## Aim
Without the images, write out all of the following entries exactly.

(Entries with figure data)
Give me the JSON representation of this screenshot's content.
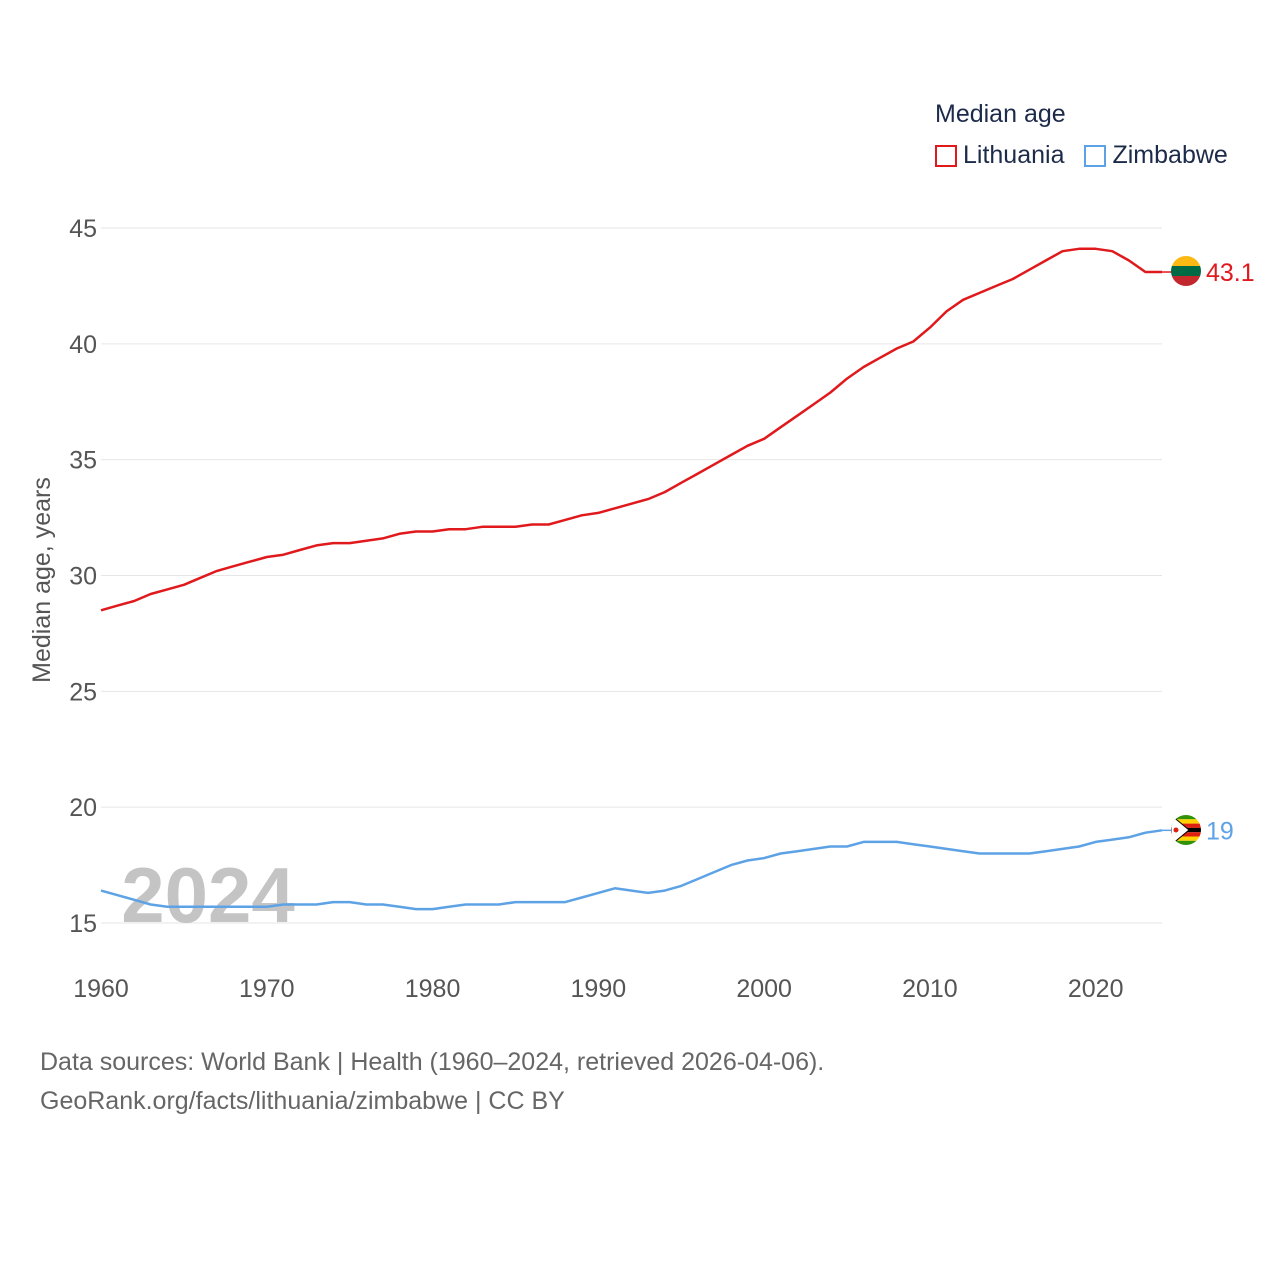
{
  "legend": {
    "title": "Median age",
    "items": [
      {
        "label": "Lithuania",
        "color": "#e0191d"
      },
      {
        "label": "Zimbabwe",
        "color": "#5ea2e6"
      }
    ]
  },
  "footer": {
    "line1": "Data sources: World Bank | Health (1960–2024, retrieved 2026-04-06).",
    "line2": "GeoRank.org/facts/lithuania/zimbabwe | CC BY"
  },
  "chart_data": {
    "type": "line",
    "title": "Median age",
    "ylabel": "Median age, years",
    "xlabel": "",
    "year_label": "2024",
    "xlim": [
      1960,
      2024
    ],
    "ylim": [
      13,
      46
    ],
    "yticks": [
      15,
      20,
      25,
      30,
      35,
      40,
      45
    ],
    "xticks": [
      1960,
      1970,
      1980,
      1990,
      2000,
      2010,
      2020
    ],
    "x": [
      1960,
      1961,
      1962,
      1963,
      1964,
      1965,
      1966,
      1967,
      1968,
      1969,
      1970,
      1971,
      1972,
      1973,
      1974,
      1975,
      1976,
      1977,
      1978,
      1979,
      1980,
      1981,
      1982,
      1983,
      1984,
      1985,
      1986,
      1987,
      1988,
      1989,
      1990,
      1991,
      1992,
      1993,
      1994,
      1995,
      1996,
      1997,
      1998,
      1999,
      2000,
      2001,
      2002,
      2003,
      2004,
      2005,
      2006,
      2007,
      2008,
      2009,
      2010,
      2011,
      2012,
      2013,
      2014,
      2015,
      2016,
      2017,
      2018,
      2019,
      2020,
      2021,
      2022,
      2023,
      2024
    ],
    "series": [
      {
        "name": "Lithuania",
        "color": "#e0191d",
        "end_label": "43.1",
        "flag": "lithuania-flag",
        "values": [
          28.5,
          28.7,
          28.9,
          29.2,
          29.4,
          29.6,
          29.9,
          30.2,
          30.4,
          30.6,
          30.8,
          30.9,
          31.1,
          31.3,
          31.4,
          31.4,
          31.5,
          31.6,
          31.8,
          31.9,
          31.9,
          32.0,
          32.0,
          32.1,
          32.1,
          32.1,
          32.2,
          32.2,
          32.4,
          32.6,
          32.7,
          32.9,
          33.1,
          33.3,
          33.6,
          34.0,
          34.4,
          34.8,
          35.2,
          35.6,
          35.9,
          36.4,
          36.9,
          37.4,
          37.9,
          38.5,
          39.0,
          39.4,
          39.8,
          40.1,
          40.7,
          41.4,
          41.9,
          42.2,
          42.5,
          42.8,
          43.2,
          43.6,
          44.0,
          44.1,
          44.1,
          44.0,
          43.6,
          43.1,
          43.1
        ]
      },
      {
        "name": "Zimbabwe",
        "color": "#5ea2e6",
        "end_label": "19",
        "flag": "zimbabwe-flag",
        "values": [
          16.4,
          16.2,
          16.0,
          15.8,
          15.7,
          15.7,
          15.7,
          15.7,
          15.7,
          15.7,
          15.7,
          15.8,
          15.8,
          15.8,
          15.9,
          15.9,
          15.8,
          15.8,
          15.7,
          15.6,
          15.6,
          15.7,
          15.8,
          15.8,
          15.8,
          15.9,
          15.9,
          15.9,
          15.9,
          16.1,
          16.3,
          16.5,
          16.4,
          16.3,
          16.4,
          16.6,
          16.9,
          17.2,
          17.5,
          17.7,
          17.8,
          18.0,
          18.1,
          18.2,
          18.3,
          18.3,
          18.5,
          18.5,
          18.5,
          18.4,
          18.3,
          18.2,
          18.1,
          18.0,
          18.0,
          18.0,
          18.0,
          18.1,
          18.2,
          18.3,
          18.5,
          18.6,
          18.7,
          18.9,
          19.0
        ]
      }
    ]
  }
}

## The solution
Give me the JSON representation of this screenshot's content.
{
  "legend": {
    "title": "Median age",
    "items": [
      {
        "label": "Lithuania",
        "color": "#e0191d"
      },
      {
        "label": "Zimbabwe",
        "color": "#5ea2e6"
      }
    ]
  },
  "footer": {
    "line1": "Data sources: World Bank | Health (1960–2024, retrieved 2026-04-06).",
    "line2": "GeoRank.org/facts/lithuania/zimbabwe | CC BY"
  },
  "chart_data": {
    "type": "line",
    "title": "Median age",
    "ylabel": "Median age, years",
    "xlabel": "",
    "year_label": "2024",
    "xlim": [
      1960,
      2024
    ],
    "ylim": [
      13,
      46
    ],
    "yticks": [
      15,
      20,
      25,
      30,
      35,
      40,
      45
    ],
    "xticks": [
      1960,
      1970,
      1980,
      1990,
      2000,
      2010,
      2020
    ],
    "x": [
      1960,
      1961,
      1962,
      1963,
      1964,
      1965,
      1966,
      1967,
      1968,
      1969,
      1970,
      1971,
      1972,
      1973,
      1974,
      1975,
      1976,
      1977,
      1978,
      1979,
      1980,
      1981,
      1982,
      1983,
      1984,
      1985,
      1986,
      1987,
      1988,
      1989,
      1990,
      1991,
      1992,
      1993,
      1994,
      1995,
      1996,
      1997,
      1998,
      1999,
      2000,
      2001,
      2002,
      2003,
      2004,
      2005,
      2006,
      2007,
      2008,
      2009,
      2010,
      2011,
      2012,
      2013,
      2014,
      2015,
      2016,
      2017,
      2018,
      2019,
      2020,
      2021,
      2022,
      2023,
      2024
    ],
    "series": [
      {
        "name": "Lithuania",
        "color": "#e0191d",
        "end_label": "43.1",
        "flag": "lithuania-flag",
        "values": [
          28.5,
          28.7,
          28.9,
          29.2,
          29.4,
          29.6,
          29.9,
          30.2,
          30.4,
          30.6,
          30.8,
          30.9,
          31.1,
          31.3,
          31.4,
          31.4,
          31.5,
          31.6,
          31.8,
          31.9,
          31.9,
          32.0,
          32.0,
          32.1,
          32.1,
          32.1,
          32.2,
          32.2,
          32.4,
          32.6,
          32.7,
          32.9,
          33.1,
          33.3,
          33.6,
          34.0,
          34.4,
          34.8,
          35.2,
          35.6,
          35.9,
          36.4,
          36.9,
          37.4,
          37.9,
          38.5,
          39.0,
          39.4,
          39.8,
          40.1,
          40.7,
          41.4,
          41.9,
          42.2,
          42.5,
          42.8,
          43.2,
          43.6,
          44.0,
          44.1,
          44.1,
          44.0,
          43.6,
          43.1,
          43.1
        ]
      },
      {
        "name": "Zimbabwe",
        "color": "#5ea2e6",
        "end_label": "19",
        "flag": "zimbabwe-flag",
        "values": [
          16.4,
          16.2,
          16.0,
          15.8,
          15.7,
          15.7,
          15.7,
          15.7,
          15.7,
          15.7,
          15.7,
          15.8,
          15.8,
          15.8,
          15.9,
          15.9,
          15.8,
          15.8,
          15.7,
          15.6,
          15.6,
          15.7,
          15.8,
          15.8,
          15.8,
          15.9,
          15.9,
          15.9,
          15.9,
          16.1,
          16.3,
          16.5,
          16.4,
          16.3,
          16.4,
          16.6,
          16.9,
          17.2,
          17.5,
          17.7,
          17.8,
          18.0,
          18.1,
          18.2,
          18.3,
          18.3,
          18.5,
          18.5,
          18.5,
          18.4,
          18.3,
          18.2,
          18.1,
          18.0,
          18.0,
          18.0,
          18.0,
          18.1,
          18.2,
          18.3,
          18.5,
          18.6,
          18.7,
          18.9,
          19.0
        ]
      }
    ]
  }
}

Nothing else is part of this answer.